- Task prompt:
Can you write out all of the material below, word for word?

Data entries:

***

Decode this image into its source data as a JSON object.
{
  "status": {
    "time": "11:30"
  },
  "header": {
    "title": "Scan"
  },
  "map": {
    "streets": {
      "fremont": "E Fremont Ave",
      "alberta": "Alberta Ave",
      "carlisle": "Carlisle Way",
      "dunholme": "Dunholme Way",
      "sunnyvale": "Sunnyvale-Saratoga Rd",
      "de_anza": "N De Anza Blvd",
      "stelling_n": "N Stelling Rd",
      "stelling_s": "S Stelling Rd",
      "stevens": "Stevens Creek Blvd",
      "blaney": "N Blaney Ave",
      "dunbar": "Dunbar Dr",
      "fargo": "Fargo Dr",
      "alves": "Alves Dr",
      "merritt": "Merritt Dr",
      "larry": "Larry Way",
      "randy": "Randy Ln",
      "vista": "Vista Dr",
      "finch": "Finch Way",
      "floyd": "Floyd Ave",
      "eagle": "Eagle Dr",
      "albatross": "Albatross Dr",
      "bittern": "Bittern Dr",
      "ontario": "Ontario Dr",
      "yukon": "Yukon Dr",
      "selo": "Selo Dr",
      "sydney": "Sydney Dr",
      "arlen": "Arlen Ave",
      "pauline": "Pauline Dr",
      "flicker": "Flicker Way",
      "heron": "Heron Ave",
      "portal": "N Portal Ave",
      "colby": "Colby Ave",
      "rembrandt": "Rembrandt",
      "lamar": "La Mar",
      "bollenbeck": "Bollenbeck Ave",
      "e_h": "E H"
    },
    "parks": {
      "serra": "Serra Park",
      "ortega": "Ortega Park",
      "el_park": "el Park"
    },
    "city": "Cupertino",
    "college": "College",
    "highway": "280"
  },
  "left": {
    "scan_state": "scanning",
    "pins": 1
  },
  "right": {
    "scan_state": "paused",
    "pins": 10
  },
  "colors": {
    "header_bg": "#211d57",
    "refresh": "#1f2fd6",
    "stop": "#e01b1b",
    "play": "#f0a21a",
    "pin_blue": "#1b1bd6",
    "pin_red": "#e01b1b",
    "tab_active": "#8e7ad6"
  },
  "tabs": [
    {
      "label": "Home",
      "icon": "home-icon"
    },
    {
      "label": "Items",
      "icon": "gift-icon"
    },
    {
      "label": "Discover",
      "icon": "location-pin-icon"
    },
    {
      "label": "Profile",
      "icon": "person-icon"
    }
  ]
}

***

- Problem solution:
Decode this image into its source data as a JSON object.
{
  "status": {
    "time": "11:30"
  },
  "header": {
    "title": "Scan"
  },
  "map": {
    "streets": {
      "fremont": "E Fremont Ave",
      "alberta": "Alberta Ave",
      "carlisle": "Carlisle Way",
      "dunholme": "Dunholme Way",
      "sunnyvale": "Sunnyvale-Saratoga Rd",
      "de_anza": "N De Anza Blvd",
      "stelling_n": "N Stelling Rd",
      "stelling_s": "S Stelling Rd",
      "stevens": "Stevens Creek Blvd",
      "blaney": "N Blaney Ave",
      "dunbar": "Dunbar Dr",
      "fargo": "Fargo Dr",
      "alves": "Alves Dr",
      "merritt": "Merritt Dr",
      "larry": "Larry Way",
      "randy": "Randy Ln",
      "vista": "Vista Dr",
      "finch": "Finch Way",
      "floyd": "Floyd Ave",
      "eagle": "Eagle Dr",
      "albatross": "Albatross Dr",
      "bittern": "Bittern Dr",
      "ontario": "Ontario Dr",
      "yukon": "Yukon Dr",
      "selo": "Selo Dr",
      "sydney": "Sydney Dr",
      "arlen": "Arlen Ave",
      "pauline": "Pauline Dr",
      "flicker": "Flicker Way",
      "heron": "Heron Ave",
      "portal": "N Portal Ave",
      "colby": "Colby Ave",
      "rembrandt": "Rembrandt",
      "lamar": "La Mar",
      "bollenbeck": "Bollenbeck Ave",
      "e_h": "E H"
    },
    "parks": {
      "serra": "Serra Park",
      "ortega": "Ortega Park",
      "el_park": "el Park"
    },
    "city": "Cupertino",
    "college": "College",
    "highway": "280"
  },
  "left": {
    "scan_state": "scanning",
    "pins": 1
  },
  "right": {
    "scan_state": "paused",
    "pins": 10
  },
  "colors": {
    "header_bg": "#211d57",
    "refresh": "#1f2fd6",
    "stop": "#e01b1b",
    "play": "#f0a21a",
    "pin_blue": "#1b1bd6",
    "pin_red": "#e01b1b",
    "tab_active": "#8e7ad6"
  },
  "tabs": [
    {
      "label": "Home",
      "icon": "home-icon"
    },
    {
      "label": "Items",
      "icon": "gift-icon"
    },
    {
      "label": "Discover",
      "icon": "location-pin-icon"
    },
    {
      "label": "Profile",
      "icon": "person-icon"
    }
  ]
}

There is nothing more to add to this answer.